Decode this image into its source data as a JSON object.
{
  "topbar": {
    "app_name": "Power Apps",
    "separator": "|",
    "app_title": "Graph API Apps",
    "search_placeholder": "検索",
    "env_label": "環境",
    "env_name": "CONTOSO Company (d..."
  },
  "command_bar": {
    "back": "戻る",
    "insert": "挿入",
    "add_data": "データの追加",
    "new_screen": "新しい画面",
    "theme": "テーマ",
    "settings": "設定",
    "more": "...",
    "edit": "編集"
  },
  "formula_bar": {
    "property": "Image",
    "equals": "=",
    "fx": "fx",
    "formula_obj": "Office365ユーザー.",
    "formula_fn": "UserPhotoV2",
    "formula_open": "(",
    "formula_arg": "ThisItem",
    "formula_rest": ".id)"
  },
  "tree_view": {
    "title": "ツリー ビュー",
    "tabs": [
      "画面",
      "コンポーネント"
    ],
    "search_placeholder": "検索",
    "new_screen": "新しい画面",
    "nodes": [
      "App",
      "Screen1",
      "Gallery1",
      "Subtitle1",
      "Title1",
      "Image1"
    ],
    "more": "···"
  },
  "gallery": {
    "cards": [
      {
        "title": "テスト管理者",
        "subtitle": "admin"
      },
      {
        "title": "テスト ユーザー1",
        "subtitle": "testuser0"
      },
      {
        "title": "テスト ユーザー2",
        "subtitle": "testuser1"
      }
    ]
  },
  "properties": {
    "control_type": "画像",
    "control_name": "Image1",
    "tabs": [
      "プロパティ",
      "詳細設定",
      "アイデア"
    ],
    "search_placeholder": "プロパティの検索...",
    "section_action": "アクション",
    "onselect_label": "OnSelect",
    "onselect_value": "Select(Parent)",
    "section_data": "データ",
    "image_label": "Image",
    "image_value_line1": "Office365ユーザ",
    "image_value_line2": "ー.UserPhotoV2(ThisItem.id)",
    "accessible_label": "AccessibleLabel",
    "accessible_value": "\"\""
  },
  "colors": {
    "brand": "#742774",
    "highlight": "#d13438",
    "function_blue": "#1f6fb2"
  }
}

● **What is required**
Look over the listing. Pull out every line with the string "Apps" in it.

● **Expected answer**
    "app_name": "Power Apps",
    "app_title": "Graph API Apps",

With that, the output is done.